▸ Description of the task:
In the entries that follow, identify the line containing "Read all visible content and emit it as JSON." and return it together with all later lines, exactly as they appear.
# # # # #
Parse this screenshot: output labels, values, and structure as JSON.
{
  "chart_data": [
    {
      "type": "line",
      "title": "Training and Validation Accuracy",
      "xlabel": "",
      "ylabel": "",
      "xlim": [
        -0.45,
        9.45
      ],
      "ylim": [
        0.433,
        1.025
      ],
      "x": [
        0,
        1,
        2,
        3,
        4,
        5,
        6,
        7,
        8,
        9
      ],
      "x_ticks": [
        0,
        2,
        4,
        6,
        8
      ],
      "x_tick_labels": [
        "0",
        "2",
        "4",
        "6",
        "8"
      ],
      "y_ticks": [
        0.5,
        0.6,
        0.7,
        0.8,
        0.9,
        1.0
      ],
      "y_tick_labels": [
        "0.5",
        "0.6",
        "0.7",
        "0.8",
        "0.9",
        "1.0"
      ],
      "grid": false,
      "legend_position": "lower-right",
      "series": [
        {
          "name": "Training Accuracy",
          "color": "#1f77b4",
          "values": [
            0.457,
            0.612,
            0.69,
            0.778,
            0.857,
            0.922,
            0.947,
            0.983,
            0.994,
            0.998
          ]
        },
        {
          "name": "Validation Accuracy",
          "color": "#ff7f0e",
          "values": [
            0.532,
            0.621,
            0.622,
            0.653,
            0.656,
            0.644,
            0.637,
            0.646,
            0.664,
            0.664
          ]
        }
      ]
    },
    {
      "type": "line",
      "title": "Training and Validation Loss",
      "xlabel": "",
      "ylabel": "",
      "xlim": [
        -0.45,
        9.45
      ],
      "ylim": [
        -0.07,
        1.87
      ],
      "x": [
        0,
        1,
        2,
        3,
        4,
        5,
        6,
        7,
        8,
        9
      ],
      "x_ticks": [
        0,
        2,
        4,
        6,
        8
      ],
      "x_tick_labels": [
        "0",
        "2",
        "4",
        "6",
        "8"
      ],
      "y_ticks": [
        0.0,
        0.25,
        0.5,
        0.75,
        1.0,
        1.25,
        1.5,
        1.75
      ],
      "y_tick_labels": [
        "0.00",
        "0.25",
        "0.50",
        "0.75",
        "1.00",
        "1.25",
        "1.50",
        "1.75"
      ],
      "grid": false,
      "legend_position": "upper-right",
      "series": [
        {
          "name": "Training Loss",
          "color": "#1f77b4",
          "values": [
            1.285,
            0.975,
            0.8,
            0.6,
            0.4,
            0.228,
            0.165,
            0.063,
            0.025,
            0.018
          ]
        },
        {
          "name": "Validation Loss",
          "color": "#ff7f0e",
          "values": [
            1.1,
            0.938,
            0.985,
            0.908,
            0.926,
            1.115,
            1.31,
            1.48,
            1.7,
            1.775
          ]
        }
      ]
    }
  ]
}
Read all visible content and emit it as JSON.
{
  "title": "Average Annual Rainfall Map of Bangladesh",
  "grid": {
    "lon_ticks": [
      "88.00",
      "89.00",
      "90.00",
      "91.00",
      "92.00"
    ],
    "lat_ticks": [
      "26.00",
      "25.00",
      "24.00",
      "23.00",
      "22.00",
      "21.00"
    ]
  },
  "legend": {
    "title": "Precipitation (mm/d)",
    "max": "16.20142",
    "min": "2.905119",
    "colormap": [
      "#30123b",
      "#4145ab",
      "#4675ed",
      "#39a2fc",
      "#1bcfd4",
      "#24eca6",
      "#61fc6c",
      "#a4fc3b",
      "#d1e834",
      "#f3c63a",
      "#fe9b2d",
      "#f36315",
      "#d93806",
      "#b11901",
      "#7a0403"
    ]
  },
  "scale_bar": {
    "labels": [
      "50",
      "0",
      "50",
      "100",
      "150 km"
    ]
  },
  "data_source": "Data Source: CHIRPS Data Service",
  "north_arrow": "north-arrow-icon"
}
# # # # #
▸ Task response:
Read all visible content and emit it as JSON.
{
  "title": "Average Annual Rainfall Map of Bangladesh",
  "grid": {
    "lon_ticks": [
      "88.00",
      "89.00",
      "90.00",
      "91.00",
      "92.00"
    ],
    "lat_ticks": [
      "26.00",
      "25.00",
      "24.00",
      "23.00",
      "22.00",
      "21.00"
    ]
  },
  "legend": {
    "title": "Precipitation (mm/d)",
    "max": "16.20142",
    "min": "2.905119",
    "colormap": [
      "#30123b",
      "#4145ab",
      "#4675ed",
      "#39a2fc",
      "#1bcfd4",
      "#24eca6",
      "#61fc6c",
      "#a4fc3b",
      "#d1e834",
      "#f3c63a",
      "#fe9b2d",
      "#f36315",
      "#d93806",
      "#b11901",
      "#7a0403"
    ]
  },
  "scale_bar": {
    "labels": [
      "50",
      "0",
      "50",
      "100",
      "150 km"
    ]
  },
  "data_source": "Data Source: CHIRPS Data Service",
  "north_arrow": "north-arrow-icon"
}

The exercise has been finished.